**ENTRIES SHOWN:**
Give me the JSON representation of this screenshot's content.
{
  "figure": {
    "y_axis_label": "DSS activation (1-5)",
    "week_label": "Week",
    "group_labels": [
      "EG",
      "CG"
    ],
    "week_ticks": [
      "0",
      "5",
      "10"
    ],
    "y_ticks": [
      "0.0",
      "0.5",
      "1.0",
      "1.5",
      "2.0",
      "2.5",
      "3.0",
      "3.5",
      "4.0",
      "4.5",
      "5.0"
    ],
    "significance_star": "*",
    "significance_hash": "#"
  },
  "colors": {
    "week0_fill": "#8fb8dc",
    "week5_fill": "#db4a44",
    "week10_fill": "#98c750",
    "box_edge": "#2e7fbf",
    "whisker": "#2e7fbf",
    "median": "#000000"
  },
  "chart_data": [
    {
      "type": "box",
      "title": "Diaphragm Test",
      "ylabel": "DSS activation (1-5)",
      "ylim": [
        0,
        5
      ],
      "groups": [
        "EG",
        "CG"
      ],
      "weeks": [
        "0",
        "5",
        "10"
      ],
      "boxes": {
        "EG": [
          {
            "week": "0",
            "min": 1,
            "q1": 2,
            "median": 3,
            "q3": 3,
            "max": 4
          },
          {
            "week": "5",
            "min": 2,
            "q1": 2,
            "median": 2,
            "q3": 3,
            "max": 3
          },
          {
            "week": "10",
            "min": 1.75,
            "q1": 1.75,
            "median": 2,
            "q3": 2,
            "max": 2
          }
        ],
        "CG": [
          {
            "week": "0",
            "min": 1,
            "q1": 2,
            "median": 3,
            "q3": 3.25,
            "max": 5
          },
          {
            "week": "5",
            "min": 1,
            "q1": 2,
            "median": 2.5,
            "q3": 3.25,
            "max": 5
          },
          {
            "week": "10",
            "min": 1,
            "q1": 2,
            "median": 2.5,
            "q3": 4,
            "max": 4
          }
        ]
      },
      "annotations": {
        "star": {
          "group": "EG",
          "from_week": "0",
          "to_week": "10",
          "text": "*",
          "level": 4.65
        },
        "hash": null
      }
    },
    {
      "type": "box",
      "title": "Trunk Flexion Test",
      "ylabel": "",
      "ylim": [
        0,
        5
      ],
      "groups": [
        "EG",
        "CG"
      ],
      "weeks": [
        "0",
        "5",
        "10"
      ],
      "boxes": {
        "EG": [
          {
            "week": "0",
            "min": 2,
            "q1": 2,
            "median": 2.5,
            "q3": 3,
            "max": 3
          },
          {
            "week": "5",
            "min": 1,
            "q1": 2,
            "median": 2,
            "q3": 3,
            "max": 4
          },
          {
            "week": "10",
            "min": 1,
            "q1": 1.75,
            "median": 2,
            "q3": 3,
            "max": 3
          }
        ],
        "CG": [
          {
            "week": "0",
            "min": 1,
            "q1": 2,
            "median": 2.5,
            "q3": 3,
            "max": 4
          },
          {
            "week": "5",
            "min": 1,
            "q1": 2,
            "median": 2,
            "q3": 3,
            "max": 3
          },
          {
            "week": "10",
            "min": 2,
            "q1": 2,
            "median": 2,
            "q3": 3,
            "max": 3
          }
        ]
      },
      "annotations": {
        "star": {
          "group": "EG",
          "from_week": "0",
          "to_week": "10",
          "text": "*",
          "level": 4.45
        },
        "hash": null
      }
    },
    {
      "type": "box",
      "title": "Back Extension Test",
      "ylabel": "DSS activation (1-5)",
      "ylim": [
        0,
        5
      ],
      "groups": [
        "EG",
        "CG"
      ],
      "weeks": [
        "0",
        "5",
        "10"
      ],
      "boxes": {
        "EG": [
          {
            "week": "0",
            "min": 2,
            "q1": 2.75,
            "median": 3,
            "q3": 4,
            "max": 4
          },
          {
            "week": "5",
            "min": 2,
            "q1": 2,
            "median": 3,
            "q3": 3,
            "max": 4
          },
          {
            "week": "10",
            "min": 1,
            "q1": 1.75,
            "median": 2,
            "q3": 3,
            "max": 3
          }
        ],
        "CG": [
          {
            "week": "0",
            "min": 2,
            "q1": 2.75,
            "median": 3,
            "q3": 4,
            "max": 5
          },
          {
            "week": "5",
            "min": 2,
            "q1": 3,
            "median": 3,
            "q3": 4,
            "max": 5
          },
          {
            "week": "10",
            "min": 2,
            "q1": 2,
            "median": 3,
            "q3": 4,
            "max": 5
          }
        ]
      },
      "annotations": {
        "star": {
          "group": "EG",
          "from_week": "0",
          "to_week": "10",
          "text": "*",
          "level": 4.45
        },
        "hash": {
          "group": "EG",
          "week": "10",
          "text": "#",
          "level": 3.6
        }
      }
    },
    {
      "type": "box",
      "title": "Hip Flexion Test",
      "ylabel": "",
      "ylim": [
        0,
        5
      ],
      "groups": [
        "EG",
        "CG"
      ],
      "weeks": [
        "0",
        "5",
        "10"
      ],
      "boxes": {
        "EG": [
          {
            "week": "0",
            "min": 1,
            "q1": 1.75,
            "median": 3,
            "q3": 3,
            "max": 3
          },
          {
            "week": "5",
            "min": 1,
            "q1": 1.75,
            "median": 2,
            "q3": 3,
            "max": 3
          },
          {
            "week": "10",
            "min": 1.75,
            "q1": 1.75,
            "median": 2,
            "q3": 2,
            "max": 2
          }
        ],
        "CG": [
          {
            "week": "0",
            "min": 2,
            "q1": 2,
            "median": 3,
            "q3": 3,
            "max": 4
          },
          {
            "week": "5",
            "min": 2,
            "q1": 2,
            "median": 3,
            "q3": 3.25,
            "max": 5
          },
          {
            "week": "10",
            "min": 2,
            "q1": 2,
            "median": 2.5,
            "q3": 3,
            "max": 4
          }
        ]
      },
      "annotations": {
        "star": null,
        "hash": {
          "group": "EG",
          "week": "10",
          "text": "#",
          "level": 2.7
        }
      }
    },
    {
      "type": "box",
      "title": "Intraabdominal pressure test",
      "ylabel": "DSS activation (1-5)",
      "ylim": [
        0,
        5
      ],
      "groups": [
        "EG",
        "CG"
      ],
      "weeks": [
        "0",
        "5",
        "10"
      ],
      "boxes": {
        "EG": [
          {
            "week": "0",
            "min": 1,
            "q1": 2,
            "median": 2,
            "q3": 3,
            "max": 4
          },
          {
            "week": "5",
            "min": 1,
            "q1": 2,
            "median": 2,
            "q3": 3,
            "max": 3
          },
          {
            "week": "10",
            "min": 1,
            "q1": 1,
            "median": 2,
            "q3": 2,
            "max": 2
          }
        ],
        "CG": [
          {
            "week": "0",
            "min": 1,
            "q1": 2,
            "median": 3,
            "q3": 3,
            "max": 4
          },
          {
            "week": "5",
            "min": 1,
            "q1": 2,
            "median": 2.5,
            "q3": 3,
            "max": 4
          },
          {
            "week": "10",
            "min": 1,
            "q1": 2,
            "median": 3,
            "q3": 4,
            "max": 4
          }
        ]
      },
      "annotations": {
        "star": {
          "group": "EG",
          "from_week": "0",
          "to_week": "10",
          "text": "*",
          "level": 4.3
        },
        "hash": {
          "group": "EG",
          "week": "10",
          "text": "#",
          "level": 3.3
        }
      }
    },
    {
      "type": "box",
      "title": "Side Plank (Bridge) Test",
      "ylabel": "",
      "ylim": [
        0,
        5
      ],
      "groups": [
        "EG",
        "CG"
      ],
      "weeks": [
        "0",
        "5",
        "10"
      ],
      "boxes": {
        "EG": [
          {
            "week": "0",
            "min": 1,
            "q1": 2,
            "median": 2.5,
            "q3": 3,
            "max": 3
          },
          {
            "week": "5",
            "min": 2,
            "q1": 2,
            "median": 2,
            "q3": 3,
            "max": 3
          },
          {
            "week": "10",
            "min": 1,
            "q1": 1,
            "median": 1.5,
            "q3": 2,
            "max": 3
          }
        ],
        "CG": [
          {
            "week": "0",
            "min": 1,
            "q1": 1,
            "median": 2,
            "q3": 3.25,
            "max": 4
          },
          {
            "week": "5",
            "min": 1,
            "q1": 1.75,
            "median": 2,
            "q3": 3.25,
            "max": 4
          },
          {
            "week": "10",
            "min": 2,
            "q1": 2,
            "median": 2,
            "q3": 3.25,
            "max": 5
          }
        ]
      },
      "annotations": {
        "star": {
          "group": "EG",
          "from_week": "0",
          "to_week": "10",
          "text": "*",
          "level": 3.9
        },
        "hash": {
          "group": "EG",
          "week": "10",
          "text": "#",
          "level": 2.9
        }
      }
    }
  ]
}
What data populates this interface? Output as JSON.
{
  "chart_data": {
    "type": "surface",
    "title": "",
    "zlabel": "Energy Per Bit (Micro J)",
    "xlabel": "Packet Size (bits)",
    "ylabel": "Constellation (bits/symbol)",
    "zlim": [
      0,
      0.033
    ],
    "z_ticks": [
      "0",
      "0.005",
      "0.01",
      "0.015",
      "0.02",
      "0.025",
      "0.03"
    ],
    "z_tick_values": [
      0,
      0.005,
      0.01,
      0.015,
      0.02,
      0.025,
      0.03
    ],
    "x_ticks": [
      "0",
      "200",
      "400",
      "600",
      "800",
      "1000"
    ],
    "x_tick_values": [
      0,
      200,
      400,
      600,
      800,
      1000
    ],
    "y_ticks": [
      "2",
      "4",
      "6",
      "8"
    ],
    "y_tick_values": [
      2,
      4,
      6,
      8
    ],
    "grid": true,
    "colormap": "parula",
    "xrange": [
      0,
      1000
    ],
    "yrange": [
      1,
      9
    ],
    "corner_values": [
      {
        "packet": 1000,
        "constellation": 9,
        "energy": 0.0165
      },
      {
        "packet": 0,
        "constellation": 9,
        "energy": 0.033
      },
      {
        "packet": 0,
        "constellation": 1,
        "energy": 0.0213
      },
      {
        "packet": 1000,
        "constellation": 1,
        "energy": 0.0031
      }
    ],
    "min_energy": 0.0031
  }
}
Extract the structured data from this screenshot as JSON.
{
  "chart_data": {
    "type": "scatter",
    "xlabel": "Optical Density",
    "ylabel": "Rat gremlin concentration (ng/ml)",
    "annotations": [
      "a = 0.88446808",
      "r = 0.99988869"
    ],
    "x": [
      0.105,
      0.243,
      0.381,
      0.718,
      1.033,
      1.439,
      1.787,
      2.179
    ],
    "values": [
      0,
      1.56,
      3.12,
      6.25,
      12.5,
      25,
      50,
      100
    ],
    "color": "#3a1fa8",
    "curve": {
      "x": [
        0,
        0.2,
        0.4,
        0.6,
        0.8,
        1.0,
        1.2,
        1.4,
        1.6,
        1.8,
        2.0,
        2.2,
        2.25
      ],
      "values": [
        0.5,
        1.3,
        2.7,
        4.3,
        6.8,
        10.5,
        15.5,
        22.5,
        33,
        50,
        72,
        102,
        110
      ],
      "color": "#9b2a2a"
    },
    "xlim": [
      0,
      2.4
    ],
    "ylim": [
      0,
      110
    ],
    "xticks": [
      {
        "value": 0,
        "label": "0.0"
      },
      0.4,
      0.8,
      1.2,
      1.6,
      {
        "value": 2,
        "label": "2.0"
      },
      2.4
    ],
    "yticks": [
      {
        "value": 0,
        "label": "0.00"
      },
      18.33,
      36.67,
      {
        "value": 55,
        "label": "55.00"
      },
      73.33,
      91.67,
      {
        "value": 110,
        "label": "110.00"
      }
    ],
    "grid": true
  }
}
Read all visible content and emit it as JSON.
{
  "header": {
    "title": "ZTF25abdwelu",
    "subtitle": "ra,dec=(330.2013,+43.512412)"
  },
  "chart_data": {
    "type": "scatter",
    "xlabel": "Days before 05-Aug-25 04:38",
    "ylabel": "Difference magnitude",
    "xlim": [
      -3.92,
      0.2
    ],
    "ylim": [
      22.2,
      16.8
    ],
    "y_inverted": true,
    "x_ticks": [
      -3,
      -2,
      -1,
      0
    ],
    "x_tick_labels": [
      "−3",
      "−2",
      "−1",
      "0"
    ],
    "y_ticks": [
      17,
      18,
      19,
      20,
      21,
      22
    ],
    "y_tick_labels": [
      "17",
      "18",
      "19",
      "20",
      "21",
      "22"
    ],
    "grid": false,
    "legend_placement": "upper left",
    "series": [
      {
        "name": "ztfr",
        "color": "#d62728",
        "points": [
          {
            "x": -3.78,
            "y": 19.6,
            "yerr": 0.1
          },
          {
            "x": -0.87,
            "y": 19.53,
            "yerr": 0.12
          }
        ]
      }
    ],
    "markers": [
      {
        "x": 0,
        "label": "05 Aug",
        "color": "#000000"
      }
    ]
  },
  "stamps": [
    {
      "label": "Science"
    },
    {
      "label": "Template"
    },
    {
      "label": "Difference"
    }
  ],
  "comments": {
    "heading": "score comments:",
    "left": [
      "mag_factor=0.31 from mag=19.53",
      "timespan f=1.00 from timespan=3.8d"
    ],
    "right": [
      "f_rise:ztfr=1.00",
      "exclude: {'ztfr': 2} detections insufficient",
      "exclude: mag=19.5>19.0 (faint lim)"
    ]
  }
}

**PROBLEM:**
Find each line holding the word "screenshot" and copy it.

**SOLUTION BELOW:**
Give me the JSON representation of this screenshot's content.
Extract the structured data from this screenshot as JSON.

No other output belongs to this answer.